■ PROBLEM
Copy out all lines carrying the word "this".

-------

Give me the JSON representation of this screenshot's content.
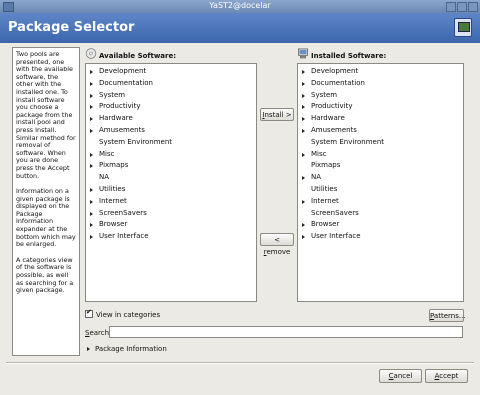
{
  "window": {
    "title": "YaST2@docelar"
  },
  "header": {
    "title": "Package Selector",
    "icon": "yast-package-icon"
  },
  "help": {
    "paragraphs": [
      "Two pools are presented, one with the available software, the other with the installed one. To install software you choose a package from the install pool and press Install. Similar method for removal of software. When you are done press the Accept button.",
      "Information on a given package is displayed on the Package Information expander at the bottom which may be enlarged.",
      "A categories view of the software is possible, as well as searching for a given package."
    ]
  },
  "available": {
    "label": "Available Software:",
    "items": [
      {
        "label": "Development",
        "expandable": true
      },
      {
        "label": "Documentation",
        "expandable": true
      },
      {
        "label": "System",
        "expandable": true
      },
      {
        "label": "Productivity",
        "expandable": true
      },
      {
        "label": "Hardware",
        "expandable": true
      },
      {
        "label": "Amusements",
        "expandable": true
      },
      {
        "label": "System Environment",
        "expandable": false
      },
      {
        "label": "Misc",
        "expandable": true
      },
      {
        "label": "Pixmaps",
        "expandable": true
      },
      {
        "label": "NA",
        "expandable": false
      },
      {
        "label": "Utilities",
        "expandable": true
      },
      {
        "label": "Internet",
        "expandable": true
      },
      {
        "label": "ScreenSavers",
        "expandable": true
      },
      {
        "label": "Browser",
        "expandable": true
      },
      {
        "label": "User Interface",
        "expandable": true
      }
    ]
  },
  "installed": {
    "label": "Installed Software:",
    "items": [
      {
        "label": "Development",
        "expandable": true
      },
      {
        "label": "Documentation",
        "expandable": true
      },
      {
        "label": "System",
        "expandable": true
      },
      {
        "label": "Productivity",
        "expandable": true
      },
      {
        "label": "Hardware",
        "expandable": true
      },
      {
        "label": "Amusements",
        "expandable": true
      },
      {
        "label": "System Environment",
        "expandable": false
      },
      {
        "label": "Misc",
        "expandable": true
      },
      {
        "label": "Pixmaps",
        "expandable": false
      },
      {
        "label": "NA",
        "expandable": true
      },
      {
        "label": "Utilities",
        "expandable": false
      },
      {
        "label": "Internet",
        "expandable": true
      },
      {
        "label": "ScreenSavers",
        "expandable": false
      },
      {
        "label": "Browser",
        "expandable": true
      },
      {
        "label": "User Interface",
        "expandable": true
      }
    ]
  },
  "buttons": {
    "install": {
      "pre": "",
      "key": "I",
      "post": "nstall >"
    },
    "remove": {
      "pre": "< ",
      "key": "r",
      "post": "emove"
    },
    "patterns": {
      "pre": "",
      "key": "P",
      "post": "atterns..."
    },
    "cancel": {
      "pre": "",
      "key": "C",
      "post": "ancel"
    },
    "accept": {
      "pre": "",
      "key": "A",
      "post": "ccept"
    }
  },
  "view_categories": {
    "label": "View in categories",
    "checked": true
  },
  "search": {
    "label_key": "S",
    "label_rest": "earch:",
    "value": ""
  },
  "package_info": {
    "label": "Package Information"
  }
}
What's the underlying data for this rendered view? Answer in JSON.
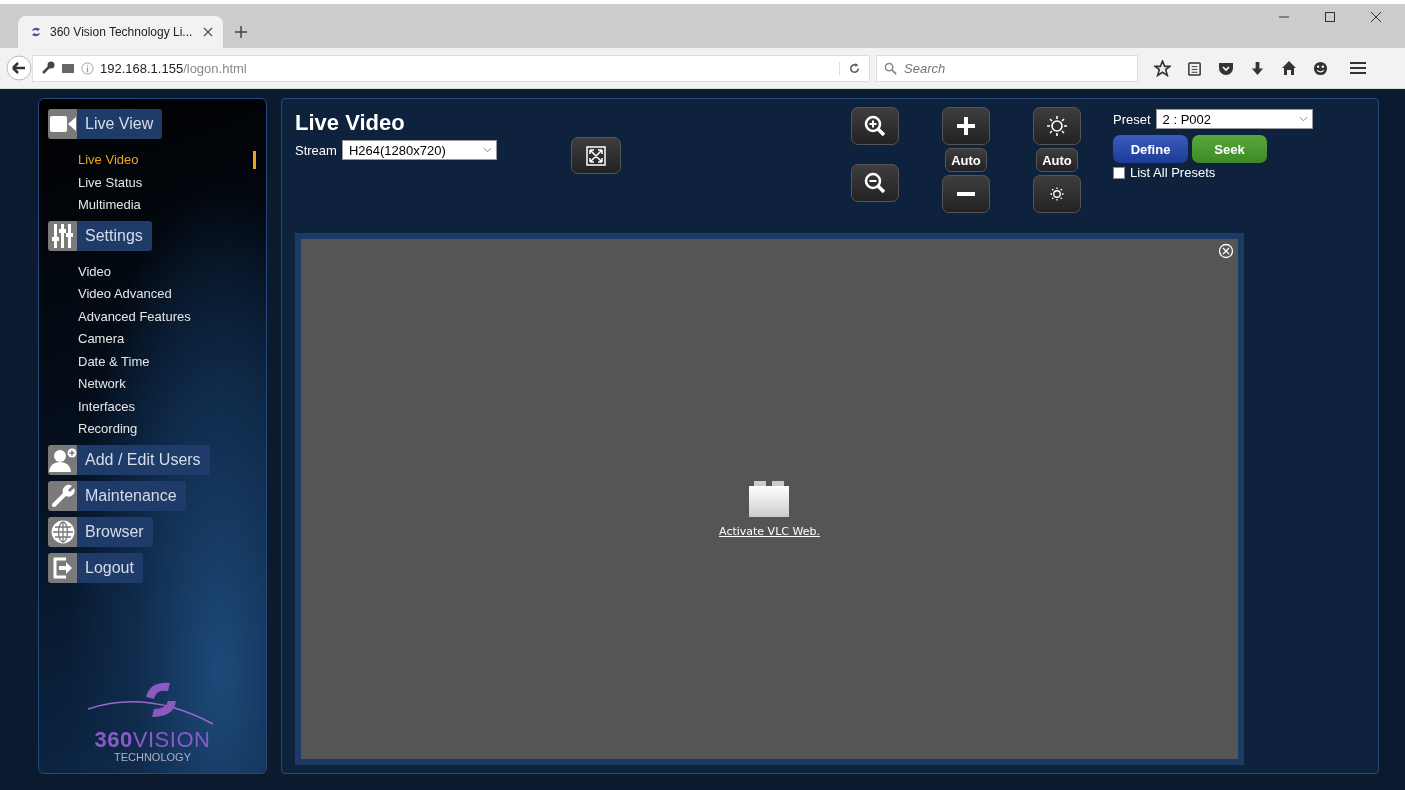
{
  "browser": {
    "tab_title": "360 Vision Technology Li...",
    "url_host": "192.168.1.155",
    "url_path": "/logon.html",
    "search": {
      "placeholder": "Search"
    }
  },
  "sidebar": {
    "sections": [
      {
        "label": "Live View",
        "kind": "camera",
        "items": [
          {
            "label": "Live Video",
            "selected": true
          },
          {
            "label": "Live Status",
            "selected": false
          },
          {
            "label": "Multimedia",
            "selected": false
          }
        ]
      },
      {
        "label": "Settings",
        "kind": "sliders",
        "items": [
          {
            "label": "Video",
            "selected": false
          },
          {
            "label": "Video Advanced",
            "selected": false
          },
          {
            "label": "Advanced Features",
            "selected": false
          },
          {
            "label": "Camera",
            "selected": false
          },
          {
            "label": "Date & Time",
            "selected": false
          },
          {
            "label": "Network",
            "selected": false
          },
          {
            "label": "Interfaces",
            "selected": false
          },
          {
            "label": "Recording",
            "selected": false
          }
        ]
      },
      {
        "label": "Add / Edit Users",
        "kind": "user-add"
      },
      {
        "label": "Maintenance",
        "kind": "wrench"
      },
      {
        "label": "Browser",
        "kind": "globe"
      },
      {
        "label": "Logout",
        "kind": "logout"
      }
    ],
    "logo": {
      "brand_a": "360",
      "brand_b": "VISION",
      "subtitle": "TECHNOLOGY"
    }
  },
  "main": {
    "title": "Live Video",
    "stream": {
      "label": "Stream",
      "value": "H264(1280x720)"
    },
    "focus_auto": "Auto",
    "iris_auto": "Auto",
    "preset": {
      "label": "Preset",
      "value": "2 : P002",
      "buttons": [
        "Define",
        "Seek"
      ],
      "list_all": {
        "label": "List All Presets",
        "checked": false
      }
    },
    "video": {
      "link": "Activate VLC Web."
    }
  }
}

-------

■ RESULT OF THE TASK
Give me the JSON representation of this screenshot's content.
What's the underlying data for this rendered view? Answer in JSON.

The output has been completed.